* _Task brief_: Rename "formula-sub" to "formula-subscript" throughout the material, from its first line through the line containing "231, 664, 246]", and return only those lines with everything else unchanged.

(Box annotation data)
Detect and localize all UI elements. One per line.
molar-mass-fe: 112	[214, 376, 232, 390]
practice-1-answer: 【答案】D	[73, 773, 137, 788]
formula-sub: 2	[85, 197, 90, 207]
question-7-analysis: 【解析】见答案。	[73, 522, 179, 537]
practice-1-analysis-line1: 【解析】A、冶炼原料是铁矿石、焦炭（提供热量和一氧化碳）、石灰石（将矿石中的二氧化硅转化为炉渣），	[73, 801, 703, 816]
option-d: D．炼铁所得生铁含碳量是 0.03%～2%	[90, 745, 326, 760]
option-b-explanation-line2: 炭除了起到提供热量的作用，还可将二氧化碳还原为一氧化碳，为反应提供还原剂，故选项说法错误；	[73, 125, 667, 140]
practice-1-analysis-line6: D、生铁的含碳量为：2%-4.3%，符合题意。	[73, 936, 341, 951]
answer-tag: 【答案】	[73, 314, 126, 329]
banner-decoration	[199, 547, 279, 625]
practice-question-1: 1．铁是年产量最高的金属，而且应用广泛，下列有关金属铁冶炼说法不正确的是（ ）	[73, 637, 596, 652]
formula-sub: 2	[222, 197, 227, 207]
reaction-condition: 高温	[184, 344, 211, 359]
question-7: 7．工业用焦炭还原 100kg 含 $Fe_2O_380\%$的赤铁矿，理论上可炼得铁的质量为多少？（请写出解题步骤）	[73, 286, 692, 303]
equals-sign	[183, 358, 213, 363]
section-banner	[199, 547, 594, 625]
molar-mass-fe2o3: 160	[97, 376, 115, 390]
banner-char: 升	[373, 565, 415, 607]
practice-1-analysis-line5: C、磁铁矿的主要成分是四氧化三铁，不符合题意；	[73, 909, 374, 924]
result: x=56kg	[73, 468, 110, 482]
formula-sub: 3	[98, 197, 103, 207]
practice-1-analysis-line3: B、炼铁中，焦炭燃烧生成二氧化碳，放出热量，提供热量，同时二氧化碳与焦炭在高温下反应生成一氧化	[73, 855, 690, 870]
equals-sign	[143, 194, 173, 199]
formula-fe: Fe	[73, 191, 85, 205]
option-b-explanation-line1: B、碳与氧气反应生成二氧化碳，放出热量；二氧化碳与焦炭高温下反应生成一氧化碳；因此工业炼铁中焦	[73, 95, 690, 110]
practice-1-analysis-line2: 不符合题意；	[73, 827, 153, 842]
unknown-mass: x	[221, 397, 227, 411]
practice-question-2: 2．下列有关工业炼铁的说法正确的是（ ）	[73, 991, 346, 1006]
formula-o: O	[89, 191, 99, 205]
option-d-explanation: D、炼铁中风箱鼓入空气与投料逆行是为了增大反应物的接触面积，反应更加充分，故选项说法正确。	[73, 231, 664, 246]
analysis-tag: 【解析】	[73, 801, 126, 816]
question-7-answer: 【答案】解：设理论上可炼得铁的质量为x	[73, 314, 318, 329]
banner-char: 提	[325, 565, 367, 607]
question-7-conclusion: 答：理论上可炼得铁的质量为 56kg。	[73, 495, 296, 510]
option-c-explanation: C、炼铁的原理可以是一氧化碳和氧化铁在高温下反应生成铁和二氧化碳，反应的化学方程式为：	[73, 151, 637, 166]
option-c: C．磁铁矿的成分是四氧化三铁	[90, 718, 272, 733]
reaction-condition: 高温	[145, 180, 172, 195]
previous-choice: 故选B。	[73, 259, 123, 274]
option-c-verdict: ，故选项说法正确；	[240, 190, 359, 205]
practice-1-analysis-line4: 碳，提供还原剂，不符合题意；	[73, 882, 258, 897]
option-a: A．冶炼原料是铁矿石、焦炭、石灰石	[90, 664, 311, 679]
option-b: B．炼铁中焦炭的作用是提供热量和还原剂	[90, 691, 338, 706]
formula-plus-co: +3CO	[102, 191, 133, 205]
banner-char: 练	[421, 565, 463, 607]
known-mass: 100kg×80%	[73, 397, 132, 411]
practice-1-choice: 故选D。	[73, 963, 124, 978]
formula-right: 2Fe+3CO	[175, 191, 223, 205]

* _Solution below_:
Detect and localize all UI elements. One per line.
molar-mass-fe: 112	[214, 376, 232, 390]
practice-1-answer: 【答案】D	[73, 773, 137, 788]
formula-subscript: 2	[85, 197, 90, 207]
question-7-analysis: 【解析】见答案。	[73, 522, 179, 537]
practice-1-analysis-line1: 【解析】A、冶炼原料是铁矿石、焦炭（提供热量和一氧化碳）、石灰石（将矿石中的二氧化硅转化为炉渣），	[73, 801, 703, 816]
option-d: D．炼铁所得生铁含碳量是 0.03%～2%	[90, 745, 326, 760]
option-b-explanation-line2: 炭除了起到提供热量的作用，还可将二氧化碳还原为一氧化碳，为反应提供还原剂，故选项说法错误；	[73, 125, 667, 140]
practice-1-analysis-line6: D、生铁的含碳量为：2%-4.3%，符合题意。	[73, 936, 341, 951]
answer-tag: 【答案】	[73, 314, 126, 329]
banner-decoration	[199, 547, 279, 625]
practice-question-1: 1．铁是年产量最高的金属，而且应用广泛，下列有关金属铁冶炼说法不正确的是（ ）	[73, 637, 596, 652]
formula-subscript: 2	[222, 197, 227, 207]
reaction-condition: 高温	[184, 344, 211, 359]
question-7: 7．工业用焦炭还原 100kg 含 $Fe_2O_380\%$的赤铁矿，理论上可炼得铁的质量为多少？（请写出解题步骤）	[73, 286, 692, 303]
equals-sign	[183, 358, 213, 363]
section-banner	[199, 547, 594, 625]
molar-mass-fe2o3: 160	[97, 376, 115, 390]
banner-char: 升	[373, 565, 415, 607]
practice-1-analysis-line5: C、磁铁矿的主要成分是四氧化三铁，不符合题意；	[73, 909, 374, 924]
result: x=56kg	[73, 468, 110, 482]
formula-subscript: 3	[98, 197, 103, 207]
practice-1-analysis-line3: B、炼铁中，焦炭燃烧生成二氧化碳，放出热量，提供热量，同时二氧化碳与焦炭在高温下反应生成一氧化	[73, 855, 690, 870]
equals-sign	[143, 194, 173, 199]
formula-fe: Fe	[73, 191, 85, 205]
option-b-explanation-line1: B、碳与氧气反应生成二氧化碳，放出热量；二氧化碳与焦炭高温下反应生成一氧化碳；因此工业炼铁中焦	[73, 95, 690, 110]
practice-1-analysis-line2: 不符合题意；	[73, 827, 153, 842]
unknown-mass: x	[221, 397, 227, 411]
practice-question-2: 2．下列有关工业炼铁的说法正确的是（ ）	[73, 991, 346, 1006]
formula-o: O	[89, 191, 99, 205]
option-d-explanation: D、炼铁中风箱鼓入空气与投料逆行是为了增大反应物的接触面积，反应更加充分，故选项说法正确。	[73, 231, 664, 246]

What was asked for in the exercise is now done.